- **Exercise aim**
Scan the records below for the word "rest" and give only the number of lines that hold it.

- **Given data**
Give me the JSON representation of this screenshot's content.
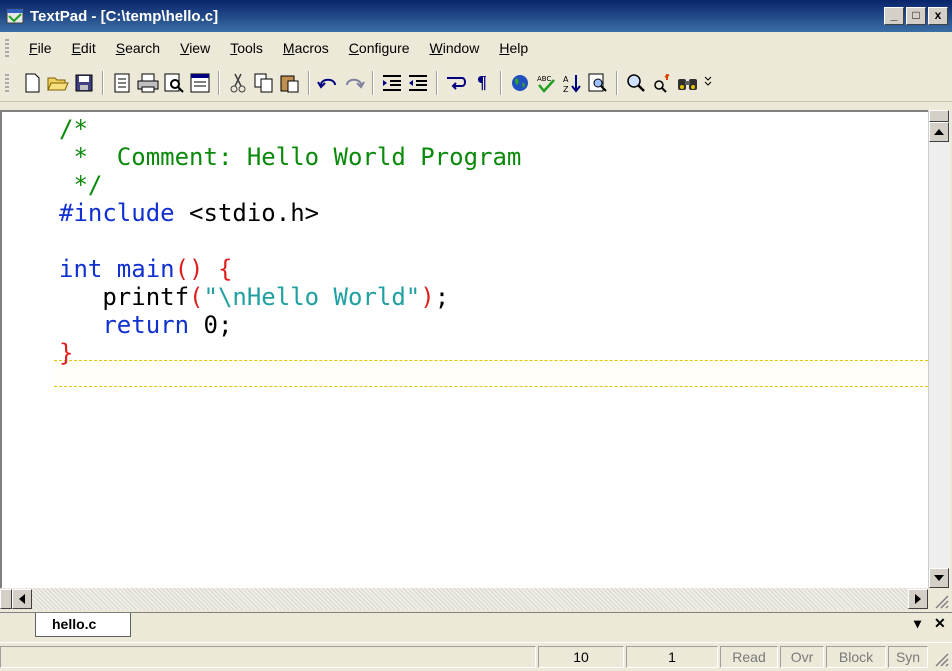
{
  "window": {
    "title": "TextPad - [C:\\temp\\hello.c]",
    "controls": {
      "minimize": "_",
      "maximize": "□",
      "close": "x"
    }
  },
  "menu": [
    {
      "label": "File",
      "accel": "F",
      "rest": "ile"
    },
    {
      "label": "Edit",
      "accel": "E",
      "rest": "dit"
    },
    {
      "label": "Search",
      "accel": "S",
      "rest": "earch"
    },
    {
      "label": "View",
      "accel": "V",
      "rest": "iew"
    },
    {
      "label": "Tools",
      "accel": "T",
      "rest": "ools"
    },
    {
      "label": "Macros",
      "accel": "M",
      "rest": "acros"
    },
    {
      "label": "Configure",
      "accel": "C",
      "rest": "onfigure"
    },
    {
      "label": "Window",
      "accel": "W",
      "rest": "indow"
    },
    {
      "label": "Help",
      "accel": "H",
      "rest": "elp"
    }
  ],
  "toolbar_icons": [
    "new-file-icon",
    "open-folder-icon",
    "save-icon",
    "save-all-icon",
    "print-icon",
    "print-preview-icon",
    "document-properties-icon",
    "cut-icon",
    "copy-icon",
    "paste-icon",
    "undo-icon",
    "redo-icon",
    "indent-icon",
    "outdent-icon",
    "word-wrap-icon",
    "pilcrow-icon",
    "web-browser-icon",
    "spell-check-icon",
    "sort-icon",
    "find-in-files-icon",
    "find-icon",
    "replace-icon",
    "binoculars-icon",
    "toolbar-overflow-icon"
  ],
  "code": {
    "line1": "/*",
    "line2": " *  Comment: Hello World Program",
    "line3": " */",
    "include_kw": "#include",
    "include_hdr": " <stdio.h>",
    "int_kw": "int",
    "main_fn": " main",
    "parens": "()",
    "open_brace": " {",
    "printf_fn": "   printf",
    "open_paren": "(",
    "string": "\"\\nHello World\"",
    "close_paren": ")",
    "semi1": ";",
    "return_kw": "   return",
    "zero": " 0;",
    "close_brace": "}"
  },
  "tabs": [
    {
      "label": "hello.c"
    }
  ],
  "tab_controls": {
    "dropdown": "▾",
    "close": "✕"
  },
  "status": {
    "line": "10",
    "column": "1",
    "read": "Read",
    "ovr": "Ovr",
    "block": "Block",
    "syn": "Syn"
  },
  "colors": {
    "comment": "#0a8a0a",
    "keyword": "#1030d0",
    "bracket": "#e02020",
    "string": "#20a0a0",
    "titlebar": "#0a246a"
  }
}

- **Correct result**
9